• BRIEF: Repeat the records below exactly.

• PROVIDED RECORDS:
— Start —

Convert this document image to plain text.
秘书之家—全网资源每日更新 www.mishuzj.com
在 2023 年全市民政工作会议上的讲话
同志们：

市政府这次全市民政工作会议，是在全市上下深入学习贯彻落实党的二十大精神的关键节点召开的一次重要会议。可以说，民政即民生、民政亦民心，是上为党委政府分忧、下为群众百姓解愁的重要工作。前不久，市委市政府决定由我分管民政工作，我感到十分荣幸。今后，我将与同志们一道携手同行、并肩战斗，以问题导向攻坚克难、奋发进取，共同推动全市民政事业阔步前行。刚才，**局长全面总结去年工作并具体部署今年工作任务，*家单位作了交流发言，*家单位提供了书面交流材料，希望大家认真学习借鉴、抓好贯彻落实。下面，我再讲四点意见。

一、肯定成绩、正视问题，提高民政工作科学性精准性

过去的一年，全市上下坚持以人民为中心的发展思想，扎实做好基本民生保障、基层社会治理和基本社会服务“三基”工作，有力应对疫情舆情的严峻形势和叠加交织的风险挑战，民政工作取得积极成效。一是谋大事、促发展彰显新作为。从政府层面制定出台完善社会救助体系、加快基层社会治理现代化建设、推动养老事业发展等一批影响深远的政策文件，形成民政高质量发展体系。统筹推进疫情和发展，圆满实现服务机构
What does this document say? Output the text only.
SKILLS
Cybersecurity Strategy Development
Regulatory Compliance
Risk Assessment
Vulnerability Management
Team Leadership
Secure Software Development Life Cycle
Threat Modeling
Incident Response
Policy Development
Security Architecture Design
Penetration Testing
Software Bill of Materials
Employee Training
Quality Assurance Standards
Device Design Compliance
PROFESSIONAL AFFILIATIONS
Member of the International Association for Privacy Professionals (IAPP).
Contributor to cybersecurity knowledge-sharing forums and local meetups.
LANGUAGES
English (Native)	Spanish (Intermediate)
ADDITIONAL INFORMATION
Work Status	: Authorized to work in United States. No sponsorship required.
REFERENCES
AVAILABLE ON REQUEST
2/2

— End —

• TASK RESULT:
Convert this document image to plain text.
秘书之家—全网资源每日更新 www.mishuzj.com
在 2023 年全市民政工作会议上的讲话
同志们：

市政府这次全市民政工作会议，是在全市上下深入学习贯彻落实党的二十大精神的关键节点召开的一次重要会议。可以说，民政即民生、民政亦民心，是上为党委政府分忧、下为群众百姓解愁的重要工作。前不久，市委市政府决定由我分管民政工作，我感到十分荣幸。今后，我将与同志们一道携手同行、并肩战斗，以问题导向攻坚克难、奋发进取，共同推动全市民政事业阔步前行。刚才，**局长全面总结去年工作并具体部署今年工作任务，*家单位作了交流发言，*家单位提供了书面交流材料，希望大家认真学习借鉴、抓好贯彻落实。下面，我再讲四点意见。

一、肯定成绩、正视问题，提高民政工作科学性精准性

过去的一年，全市上下坚持以人民为中心的发展思想，扎实做好基本民生保障、基层社会治理和基本社会服务“三基”工作，有力应对疫情舆情的严峻形势和叠加交织的风险挑战，民政工作取得积极成效。一是谋大事、促发展彰显新作为。从政府层面制定出台完善社会救助体系、加快基层社会治理现代化建设、推动养老事业发展等一批影响深远的政策文件，形成民政高质量发展体系。统筹推进疫情和发展，圆满实现服务机构
What does this document say? Output the text only.
SKILLS
Cybersecurity Strategy Development
Regulatory Compliance
Risk Assessment
Vulnerability Management
Team Leadership
Secure Software Development Life Cycle
Threat Modeling
Incident Response
Policy Development
Security Architecture Design
Penetration Testing
Software Bill of Materials
Employee Training
Quality Assurance Standards
Device Design Compliance
PROFESSIONAL AFFILIATIONS
Member of the International Association for Privacy Professionals (IAPP).
Contributor to cybersecurity knowledge-sharing forums and local meetups.
LANGUAGES
English (Native)	Spanish (Intermediate)
ADDITIONAL INFORMATION
Work Status	: Authorized to work in United States. No sponsorship required.
REFERENCES
AVAILABLE ON REQUEST
2/2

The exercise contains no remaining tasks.